--- begin Data lines ---

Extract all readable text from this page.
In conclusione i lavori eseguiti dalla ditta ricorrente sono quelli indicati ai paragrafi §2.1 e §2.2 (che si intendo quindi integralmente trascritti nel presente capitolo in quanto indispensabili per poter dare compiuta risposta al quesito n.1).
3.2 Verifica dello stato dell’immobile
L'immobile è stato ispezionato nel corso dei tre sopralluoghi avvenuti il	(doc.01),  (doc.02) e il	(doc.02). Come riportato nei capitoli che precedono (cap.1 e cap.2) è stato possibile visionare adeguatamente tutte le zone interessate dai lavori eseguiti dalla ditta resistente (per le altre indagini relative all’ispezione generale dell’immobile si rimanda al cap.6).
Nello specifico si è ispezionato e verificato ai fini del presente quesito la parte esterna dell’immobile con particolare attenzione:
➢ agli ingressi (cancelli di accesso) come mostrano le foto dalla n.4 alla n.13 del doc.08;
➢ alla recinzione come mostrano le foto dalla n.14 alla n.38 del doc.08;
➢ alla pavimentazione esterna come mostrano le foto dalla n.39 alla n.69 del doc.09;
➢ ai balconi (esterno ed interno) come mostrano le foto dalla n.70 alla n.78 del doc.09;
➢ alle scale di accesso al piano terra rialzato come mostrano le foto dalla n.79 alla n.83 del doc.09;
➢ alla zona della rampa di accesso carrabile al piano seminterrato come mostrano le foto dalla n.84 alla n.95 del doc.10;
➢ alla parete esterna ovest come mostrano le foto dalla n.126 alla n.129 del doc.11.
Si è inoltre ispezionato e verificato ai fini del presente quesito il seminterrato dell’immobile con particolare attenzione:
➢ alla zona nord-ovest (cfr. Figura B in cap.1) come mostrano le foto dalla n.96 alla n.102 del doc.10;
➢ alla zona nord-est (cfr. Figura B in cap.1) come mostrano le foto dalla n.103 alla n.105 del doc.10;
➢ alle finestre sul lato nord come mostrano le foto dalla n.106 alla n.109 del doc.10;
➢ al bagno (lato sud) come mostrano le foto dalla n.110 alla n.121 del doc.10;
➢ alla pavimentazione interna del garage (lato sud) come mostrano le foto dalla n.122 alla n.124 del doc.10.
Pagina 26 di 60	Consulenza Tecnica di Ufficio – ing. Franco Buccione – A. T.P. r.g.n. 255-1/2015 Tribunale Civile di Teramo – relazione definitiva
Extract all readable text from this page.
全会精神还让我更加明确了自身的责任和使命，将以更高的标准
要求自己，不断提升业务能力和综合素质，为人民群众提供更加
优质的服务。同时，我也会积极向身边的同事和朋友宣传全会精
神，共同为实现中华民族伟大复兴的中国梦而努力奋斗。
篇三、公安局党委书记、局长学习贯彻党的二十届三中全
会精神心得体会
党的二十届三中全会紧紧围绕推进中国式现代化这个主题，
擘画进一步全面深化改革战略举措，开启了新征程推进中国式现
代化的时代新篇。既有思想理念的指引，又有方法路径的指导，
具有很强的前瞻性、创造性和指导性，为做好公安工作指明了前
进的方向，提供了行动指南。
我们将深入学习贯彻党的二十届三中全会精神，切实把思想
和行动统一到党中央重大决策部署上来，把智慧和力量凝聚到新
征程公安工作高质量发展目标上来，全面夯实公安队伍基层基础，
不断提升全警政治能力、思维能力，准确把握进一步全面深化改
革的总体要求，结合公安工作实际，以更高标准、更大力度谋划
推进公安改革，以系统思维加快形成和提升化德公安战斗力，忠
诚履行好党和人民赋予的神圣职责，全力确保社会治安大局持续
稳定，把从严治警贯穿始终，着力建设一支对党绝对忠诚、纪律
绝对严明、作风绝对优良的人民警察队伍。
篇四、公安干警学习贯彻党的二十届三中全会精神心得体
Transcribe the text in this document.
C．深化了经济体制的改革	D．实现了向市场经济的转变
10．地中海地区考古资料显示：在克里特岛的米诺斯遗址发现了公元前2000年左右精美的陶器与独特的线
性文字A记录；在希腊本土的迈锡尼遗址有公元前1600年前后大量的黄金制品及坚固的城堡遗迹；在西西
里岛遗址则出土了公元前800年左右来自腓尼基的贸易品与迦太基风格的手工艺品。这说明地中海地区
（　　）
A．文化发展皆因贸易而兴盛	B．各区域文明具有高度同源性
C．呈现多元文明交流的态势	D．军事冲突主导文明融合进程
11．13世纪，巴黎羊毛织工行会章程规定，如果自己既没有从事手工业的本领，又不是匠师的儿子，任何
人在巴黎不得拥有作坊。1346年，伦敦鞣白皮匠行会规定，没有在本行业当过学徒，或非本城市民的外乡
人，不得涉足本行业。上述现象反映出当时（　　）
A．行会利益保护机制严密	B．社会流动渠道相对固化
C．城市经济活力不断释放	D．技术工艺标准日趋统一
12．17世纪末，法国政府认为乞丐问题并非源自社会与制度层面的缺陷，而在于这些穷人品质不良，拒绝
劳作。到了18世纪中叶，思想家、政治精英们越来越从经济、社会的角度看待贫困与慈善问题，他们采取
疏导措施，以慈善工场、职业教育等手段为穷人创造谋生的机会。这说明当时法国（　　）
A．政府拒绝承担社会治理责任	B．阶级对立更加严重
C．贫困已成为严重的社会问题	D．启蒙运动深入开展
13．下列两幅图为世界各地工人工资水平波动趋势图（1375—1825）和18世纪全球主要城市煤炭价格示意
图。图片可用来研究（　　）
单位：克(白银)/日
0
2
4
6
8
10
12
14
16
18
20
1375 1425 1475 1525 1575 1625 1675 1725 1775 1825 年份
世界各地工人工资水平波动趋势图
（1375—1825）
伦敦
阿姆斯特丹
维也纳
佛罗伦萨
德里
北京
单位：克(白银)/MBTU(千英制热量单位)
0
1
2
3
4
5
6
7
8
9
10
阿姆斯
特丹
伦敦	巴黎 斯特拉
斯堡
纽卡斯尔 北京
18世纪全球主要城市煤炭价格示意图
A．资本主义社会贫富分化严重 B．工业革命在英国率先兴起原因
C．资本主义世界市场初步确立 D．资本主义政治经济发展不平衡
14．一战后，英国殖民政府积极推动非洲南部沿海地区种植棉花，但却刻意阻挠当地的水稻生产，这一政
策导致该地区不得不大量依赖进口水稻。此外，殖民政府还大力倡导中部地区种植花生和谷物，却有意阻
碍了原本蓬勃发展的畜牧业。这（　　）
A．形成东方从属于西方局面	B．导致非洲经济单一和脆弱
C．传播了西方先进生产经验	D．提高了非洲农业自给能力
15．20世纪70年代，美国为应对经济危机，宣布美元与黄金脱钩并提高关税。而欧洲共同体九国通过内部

--- end Data lines ---

◆ Task statement
Above are the records; copy all of them exactly.

◆ Finished task
Extract all readable text from this page.
In conclusione i lavori eseguiti dalla ditta ricorrente sono quelli indicati ai paragrafi §2.1 e §2.2 (che si intendo quindi integralmente trascritti nel presente capitolo in quanto indispensabili per poter dare compiuta risposta al quesito n.1).
3.2 Verifica dello stato dell’immobile
L'immobile è stato ispezionato nel corso dei tre sopralluoghi avvenuti il	(doc.01),  (doc.02) e il	(doc.02). Come riportato nei capitoli che precedono (cap.1 e cap.2) è stato possibile visionare adeguatamente tutte le zone interessate dai lavori eseguiti dalla ditta resistente (per le altre indagini relative all’ispezione generale dell’immobile si rimanda al cap.6).
Nello specifico si è ispezionato e verificato ai fini del presente quesito la parte esterna dell’immobile con particolare attenzione:
➢ agli ingressi (cancelli di accesso) come mostrano le foto dalla n.4 alla n.13 del doc.08;
➢ alla recinzione come mostrano le foto dalla n.14 alla n.38 del doc.08;
➢ alla pavimentazione esterna come mostrano le foto dalla n.39 alla n.69 del doc.09;
➢ ai balconi (esterno ed interno) come mostrano le foto dalla n.70 alla n.78 del doc.09;
➢ alle scale di accesso al piano terra rialzato come mostrano le foto dalla n.79 alla n.83 del doc.09;
➢ alla zona della rampa di accesso carrabile al piano seminterrato come mostrano le foto dalla n.84 alla n.95 del doc.10;
➢ alla parete esterna ovest come mostrano le foto dalla n.126 alla n.129 del doc.11.
Si è inoltre ispezionato e verificato ai fini del presente quesito il seminterrato dell’immobile con particolare attenzione:
➢ alla zona nord-ovest (cfr. Figura B in cap.1) come mostrano le foto dalla n.96 alla n.102 del doc.10;
➢ alla zona nord-est (cfr. Figura B in cap.1) come mostrano le foto dalla n.103 alla n.105 del doc.10;
➢ alle finestre sul lato nord come mostrano le foto dalla n.106 alla n.109 del doc.10;
➢ al bagno (lato sud) come mostrano le foto dalla n.110 alla n.121 del doc.10;
➢ alla pavimentazione interna del garage (lato sud) come mostrano le foto dalla n.122 alla n.124 del doc.10.
Pagina 26 di 60	Consulenza Tecnica di Ufficio – ing. Franco Buccione – A. T.P. r.g.n. 255-1/2015 Tribunale Civile di Teramo – relazione definitiva
Extract all readable text from this page.
全会精神还让我更加明确了自身的责任和使命，将以更高的标准
要求自己，不断提升业务能力和综合素质，为人民群众提供更加
优质的服务。同时，我也会积极向身边的同事和朋友宣传全会精
神，共同为实现中华民族伟大复兴的中国梦而努力奋斗。
篇三、公安局党委书记、局长学习贯彻党的二十届三中全
会精神心得体会
党的二十届三中全会紧紧围绕推进中国式现代化这个主题，
擘画进一步全面深化改革战略举措，开启了新征程推进中国式现
代化的时代新篇。既有思想理念的指引，又有方法路径的指导，
具有很强的前瞻性、创造性和指导性，为做好公安工作指明了前
进的方向，提供了行动指南。
我们将深入学习贯彻党的二十届三中全会精神，切实把思想
和行动统一到党中央重大决策部署上来，把智慧和力量凝聚到新
征程公安工作高质量发展目标上来，全面夯实公安队伍基层基础，
不断提升全警政治能力、思维能力，准确把握进一步全面深化改
革的总体要求，结合公安工作实际，以更高标准、更大力度谋划
推进公安改革，以系统思维加快形成和提升化德公安战斗力，忠
诚履行好党和人民赋予的神圣职责，全力确保社会治安大局持续
稳定，把从严治警贯穿始终，着力建设一支对党绝对忠诚、纪律
绝对严明、作风绝对优良的人民警察队伍。
篇四、公安干警学习贯彻党的二十届三中全会精神心得体
Transcribe the text in this document.
C．深化了经济体制的改革	D．实现了向市场经济的转变
10．地中海地区考古资料显示：在克里特岛的米诺斯遗址发现了公元前2000年左右精美的陶器与独特的线
性文字A记录；在希腊本土的迈锡尼遗址有公元前1600年前后大量的黄金制品及坚固的城堡遗迹；在西西
里岛遗址则出土了公元前800年左右来自腓尼基的贸易品与迦太基风格的手工艺品。这说明地中海地区
（　　）
A．文化发展皆因贸易而兴盛	B．各区域文明具有高度同源性
C．呈现多元文明交流的态势	D．军事冲突主导文明融合进程
11．13世纪，巴黎羊毛织工行会章程规定，如果自己既没有从事手工业的本领，又不是匠师的儿子，任何
人在巴黎不得拥有作坊。1346年，伦敦鞣白皮匠行会规定，没有在本行业当过学徒，或非本城市民的外乡
人，不得涉足本行业。上述现象反映出当时（　　）
A．行会利益保护机制严密	B．社会流动渠道相对固化
C．城市经济活力不断释放	D．技术工艺标准日趋统一
12．17世纪末，法国政府认为乞丐问题并非源自社会与制度层面的缺陷，而在于这些穷人品质不良，拒绝
劳作。到了18世纪中叶，思想家、政治精英们越来越从经济、社会的角度看待贫困与慈善问题，他们采取
疏导措施，以慈善工场、职业教育等手段为穷人创造谋生的机会。这说明当时法国（　　）
A．政府拒绝承担社会治理责任	B．阶级对立更加严重
C．贫困已成为严重的社会问题	D．启蒙运动深入开展
13．下列两幅图为世界各地工人工资水平波动趋势图（1375—1825）和18世纪全球主要城市煤炭价格示意
图。图片可用来研究（　　）
单位：克(白银)/日
0
2
4
6
8
10
12
14
16
18
20
1375 1425 1475 1525 1575 1625 1675 1725 1775 1825 年份
世界各地工人工资水平波动趋势图
（1375—1825）
伦敦
阿姆斯特丹
维也纳
佛罗伦萨
德里
北京
单位：克(白银)/MBTU(千英制热量单位)
0
1
2
3
4
5
6
7
8
9
10
阿姆斯
特丹
伦敦	巴黎 斯特拉
斯堡
纽卡斯尔 北京
18世纪全球主要城市煤炭价格示意图
A．资本主义社会贫富分化严重 B．工业革命在英国率先兴起原因
C．资本主义世界市场初步确立 D．资本主义政治经济发展不平衡
14．一战后，英国殖民政府积极推动非洲南部沿海地区种植棉花，但却刻意阻挠当地的水稻生产，这一政
策导致该地区不得不大量依赖进口水稻。此外，殖民政府还大力倡导中部地区种植花生和谷物，却有意阻
碍了原本蓬勃发展的畜牧业。这（　　）
A．形成东方从属于西方局面	B．导致非洲经济单一和脆弱
C．传播了西方先进生产经验	D．提高了非洲农业自给能力
15．20世纪70年代，美国为应对经济危机，宣布美元与黄金脱钩并提高关税。而欧洲共同体九国通过内部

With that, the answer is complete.